• **Task objective**:
Counting only lines that hold "Email", give the total and nothing more.
<<<<
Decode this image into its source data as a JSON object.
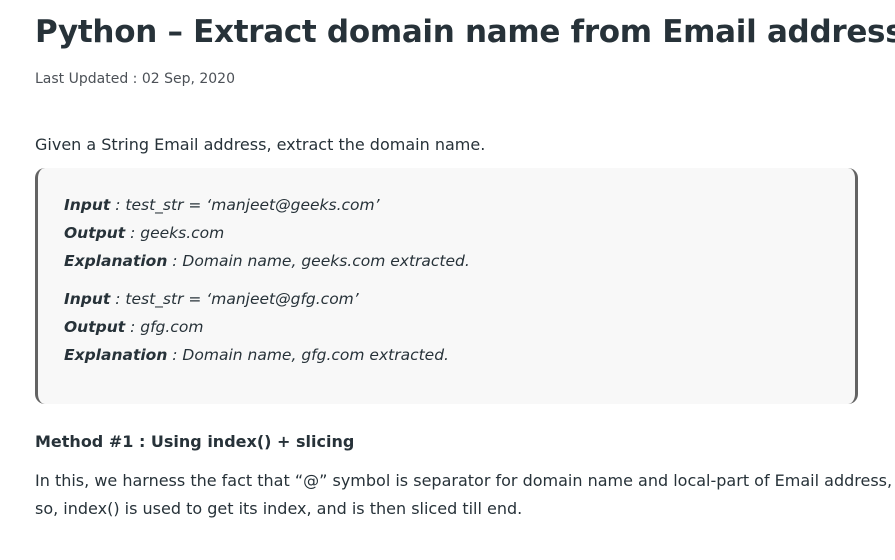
{
  "article": {
    "title": "Python – Extract domain name from Email address",
    "last_updated": "Last Updated : 02 Sep, 2020",
    "intro": "Given a String Email address, extract the domain name."
  },
  "examples": [
    {
      "input_label": "Input",
      "input_value": " : test_str = ‘manjeet@geeks.com’",
      "output_label": "Output",
      "output_value": " : geeks.com",
      "explanation_label": "Explanation",
      "explanation_value": " : Domain name, geeks.com extracted."
    },
    {
      "input_label": "Input",
      "input_value": " : test_str = ‘manjeet@gfg.com’",
      "output_label": "Output",
      "output_value": " : gfg.com",
      "explanation_label": "Explanation",
      "explanation_value": " : Domain name, gfg.com extracted."
    }
  ],
  "method": {
    "heading": "Method #1 : Using index() + slicing",
    "description_line1": "In this, we harness the fact that “@” symbol is separator for domain name and local-part of Email address,",
    "description_line2": "so, index() is used to get its index, and is then sliced till end."
  }
}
>>>>
• **Worked solution**:
3